Malgré les circonstances, les foreuses ont entamé leur percée depuis la place Etele début avril, creusant leur tunnel à raison de 10 à 15 mètres par jour. Le maire de Budapest explique ce décalage d’un an par la lenteur de l’administration qui attribue les permis et à cause des tergiversations relatives aux questions de propriété. Demszky a par ailleurs annoncé avec un plaisir certain que le gouvernement avait classé l’investissement “d’utilité publique”, ce qui faciliterait à l’avenir les démarches administratives relatives au deuxième tronçon, pourvu qu’il trouve les ressources nécessaires à l’exécution de ce projet qui reste très contesté par les spécialistes.

### Consigne
D'après l'extrait cité, à quel rythme les foreuses creusent-elles le tunnel ? Les enregistrements ne servent à rien ici.

### Listes de régions d'éléments
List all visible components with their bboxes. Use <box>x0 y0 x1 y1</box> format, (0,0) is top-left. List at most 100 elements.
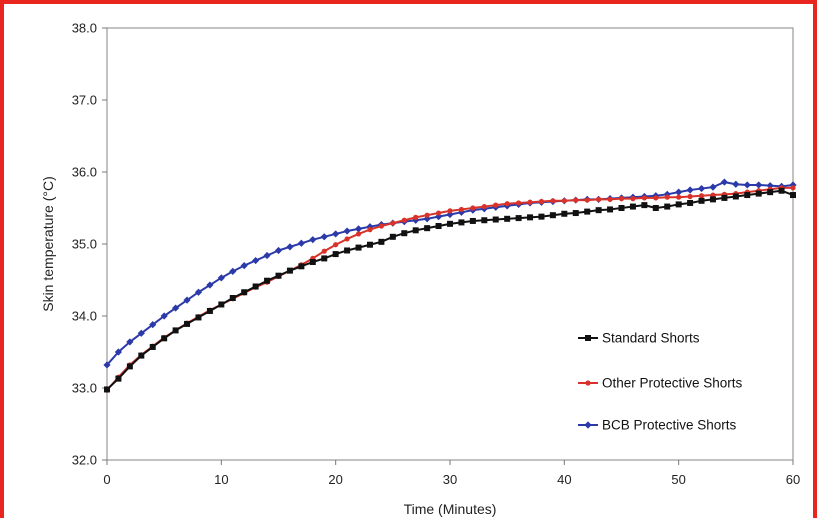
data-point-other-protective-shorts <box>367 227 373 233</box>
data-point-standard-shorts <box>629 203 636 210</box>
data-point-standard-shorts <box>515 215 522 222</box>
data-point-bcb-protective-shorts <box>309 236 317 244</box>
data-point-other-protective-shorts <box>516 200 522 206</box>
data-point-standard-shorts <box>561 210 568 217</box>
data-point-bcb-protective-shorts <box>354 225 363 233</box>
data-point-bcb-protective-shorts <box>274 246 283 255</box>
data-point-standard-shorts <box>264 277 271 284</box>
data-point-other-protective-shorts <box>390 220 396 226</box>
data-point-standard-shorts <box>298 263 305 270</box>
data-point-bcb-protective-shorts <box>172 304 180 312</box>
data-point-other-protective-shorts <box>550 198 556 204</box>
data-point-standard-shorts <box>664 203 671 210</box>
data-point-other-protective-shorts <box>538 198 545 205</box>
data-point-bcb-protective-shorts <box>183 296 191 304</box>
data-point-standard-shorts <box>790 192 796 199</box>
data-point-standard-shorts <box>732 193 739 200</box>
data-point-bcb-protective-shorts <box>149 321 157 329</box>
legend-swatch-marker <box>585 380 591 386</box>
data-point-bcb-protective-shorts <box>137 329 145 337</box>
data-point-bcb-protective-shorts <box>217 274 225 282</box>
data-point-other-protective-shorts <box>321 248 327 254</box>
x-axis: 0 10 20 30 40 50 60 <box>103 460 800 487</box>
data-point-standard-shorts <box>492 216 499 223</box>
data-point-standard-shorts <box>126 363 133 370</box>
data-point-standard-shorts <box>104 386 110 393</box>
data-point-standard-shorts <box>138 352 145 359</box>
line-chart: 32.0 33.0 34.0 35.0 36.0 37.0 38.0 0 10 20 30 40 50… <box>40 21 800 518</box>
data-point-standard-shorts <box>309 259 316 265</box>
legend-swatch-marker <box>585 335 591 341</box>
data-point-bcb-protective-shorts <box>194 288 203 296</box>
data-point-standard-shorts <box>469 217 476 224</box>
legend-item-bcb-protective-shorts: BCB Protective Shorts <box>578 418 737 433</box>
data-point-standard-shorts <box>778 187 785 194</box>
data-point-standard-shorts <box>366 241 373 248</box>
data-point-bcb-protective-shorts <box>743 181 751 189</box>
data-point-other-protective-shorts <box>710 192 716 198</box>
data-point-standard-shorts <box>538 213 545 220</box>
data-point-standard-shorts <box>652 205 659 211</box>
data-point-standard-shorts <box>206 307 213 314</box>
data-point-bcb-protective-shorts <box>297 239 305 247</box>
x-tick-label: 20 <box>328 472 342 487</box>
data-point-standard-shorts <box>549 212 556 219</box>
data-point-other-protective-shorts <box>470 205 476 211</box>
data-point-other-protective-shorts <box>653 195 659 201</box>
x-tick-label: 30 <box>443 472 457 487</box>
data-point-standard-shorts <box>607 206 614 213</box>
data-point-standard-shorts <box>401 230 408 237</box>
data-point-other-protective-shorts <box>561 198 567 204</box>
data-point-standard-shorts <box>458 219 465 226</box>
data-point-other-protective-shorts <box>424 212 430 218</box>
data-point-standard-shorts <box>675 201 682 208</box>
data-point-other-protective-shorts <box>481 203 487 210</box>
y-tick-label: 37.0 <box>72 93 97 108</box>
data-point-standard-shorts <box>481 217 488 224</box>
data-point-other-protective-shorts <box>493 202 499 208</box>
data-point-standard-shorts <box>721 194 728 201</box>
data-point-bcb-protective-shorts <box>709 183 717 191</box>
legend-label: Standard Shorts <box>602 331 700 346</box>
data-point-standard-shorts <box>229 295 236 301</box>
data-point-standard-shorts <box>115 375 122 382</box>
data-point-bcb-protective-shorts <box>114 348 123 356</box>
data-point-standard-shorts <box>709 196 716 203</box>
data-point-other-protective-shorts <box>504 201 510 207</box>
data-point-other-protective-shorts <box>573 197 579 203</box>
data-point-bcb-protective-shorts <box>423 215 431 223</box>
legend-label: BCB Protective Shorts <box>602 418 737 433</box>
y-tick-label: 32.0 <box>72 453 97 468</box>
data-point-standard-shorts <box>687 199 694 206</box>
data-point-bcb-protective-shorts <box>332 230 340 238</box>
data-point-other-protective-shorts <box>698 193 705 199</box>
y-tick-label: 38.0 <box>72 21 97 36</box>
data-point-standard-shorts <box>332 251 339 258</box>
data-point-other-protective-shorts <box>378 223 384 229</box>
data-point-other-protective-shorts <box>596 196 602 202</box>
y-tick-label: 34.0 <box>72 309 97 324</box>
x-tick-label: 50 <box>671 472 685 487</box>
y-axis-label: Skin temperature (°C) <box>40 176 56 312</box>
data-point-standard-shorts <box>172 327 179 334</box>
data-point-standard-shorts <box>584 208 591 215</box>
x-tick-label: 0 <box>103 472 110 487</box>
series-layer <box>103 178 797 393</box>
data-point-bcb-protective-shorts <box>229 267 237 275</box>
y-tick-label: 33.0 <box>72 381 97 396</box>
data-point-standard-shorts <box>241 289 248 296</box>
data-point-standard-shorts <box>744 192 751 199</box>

### Réponse complète
À raison de 10 à 15 mètres par jour.